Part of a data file
:::

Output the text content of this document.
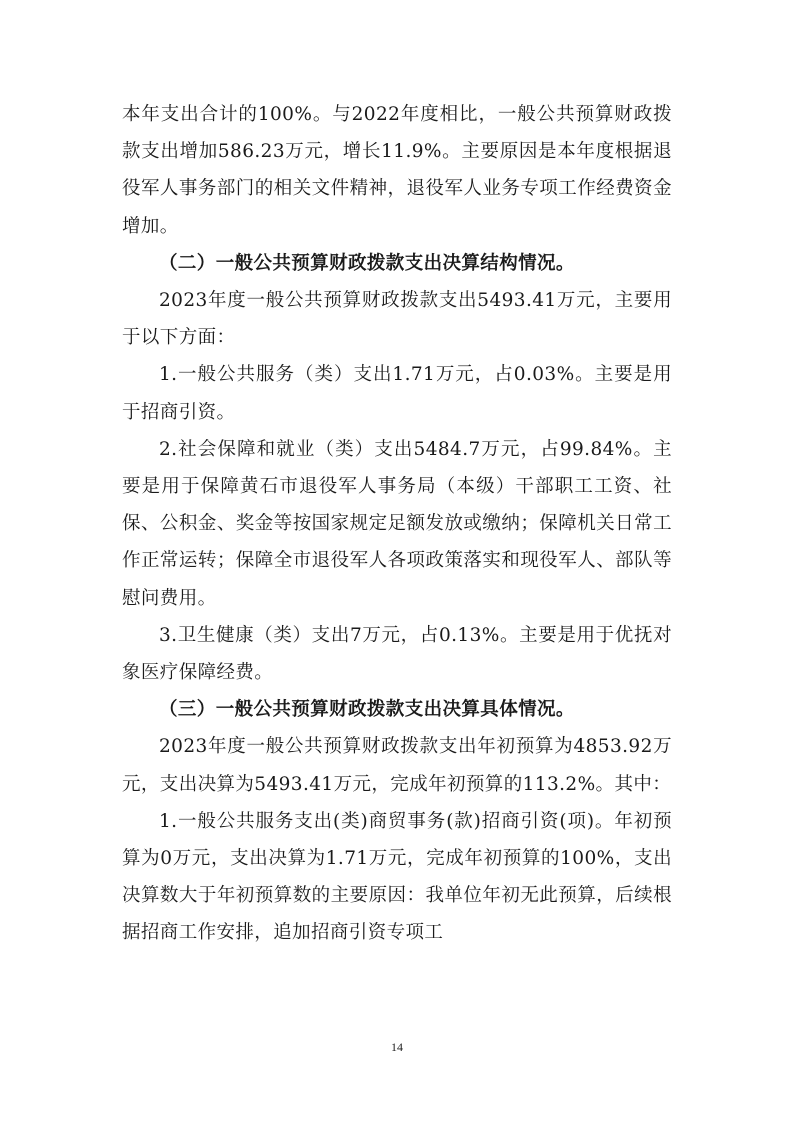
本年支出合计的100%。与2022年度相比，一般公共预算财政拨款支出增加586.23万元，增长11.9%。主要原因是本年度根据退役军人事务部门的相关文件精神，退役军人业务专项工作经费资金增加。

（二）一般公共预算财政拨款支出决算结构情况。

2023年度一般公共预算财政拨款支出5493.41万元，主要用于以下方面：

1.一般公共服务（类）支出1.71万元，占0.03%。主要是用于招商引资。

2.社会保障和就业（类）支出5484.7万元，占99.84%。主要是用于保障黄石市退役军人事务局（本级）干部职工工资、社保、公积金、奖金等按国家规定足额发放或缴纳；保障机关日常工作正常运转；保障全市退役军人各项政策落实和现役军人、部队等慰问费用。

3.卫生健康（类）支出7万元，占0.13%。主要是用于优抚对象医疗保障经费。

（三）一般公共预算财政拨款支出决算具体情况。

2023年度一般公共预算财政拨款支出年初预算为4853.92万元，支出决算为5493.41万元，完成年初预算的113.2%。其中：

1.一般公共服务支出(类)商贸事务(款)招商引资(项)。年初预算为0万元，支出决算为1.71万元，完成年初预算的100%，支出决算数大于年初预算数的主要原因：我单位年初无此预算，后续根据招商工作安排，追加招商引资专项工

14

:::

**WHAT TO WORK ON**
Transcribe all of the records above character for character. Exclude the pictures.

**COMPLETE ANSWER**
Output the text content of this document.
本年支出合计的100%。与2022年度相比，一般公共预算财政拨款支出增加586.23万元，增长11.9%。主要原因是本年度根据退役军人事务部门的相关文件精神，退役军人业务专项工作经费资金增加。

（二）一般公共预算财政拨款支出决算结构情况。

2023年度一般公共预算财政拨款支出5493.41万元，主要用于以下方面：

1.一般公共服务（类）支出1.71万元，占0.03%。主要是用于招商引资。

2.社会保障和就业（类）支出5484.7万元，占99.84%。主要是用于保障黄石市退役军人事务局（本级）干部职工工资、社保、公积金、奖金等按国家规定足额发放或缴纳；保障机关日常工作正常运转；保障全市退役军人各项政策落实和现役军人、部队等慰问费用。

3.卫生健康（类）支出7万元，占0.13%。主要是用于优抚对象医疗保障经费。

（三）一般公共预算财政拨款支出决算具体情况。

2023年度一般公共预算财政拨款支出年初预算为4853.92万元，支出决算为5493.41万元，完成年初预算的113.2%。其中：

1.一般公共服务支出(类)商贸事务(款)招商引资(项)。年初预算为0万元，支出决算为1.71万元，完成年初预算的100%，支出决算数大于年初预算数的主要原因：我单位年初无此预算，后续根据招商工作安排，追加招商引资专项工

14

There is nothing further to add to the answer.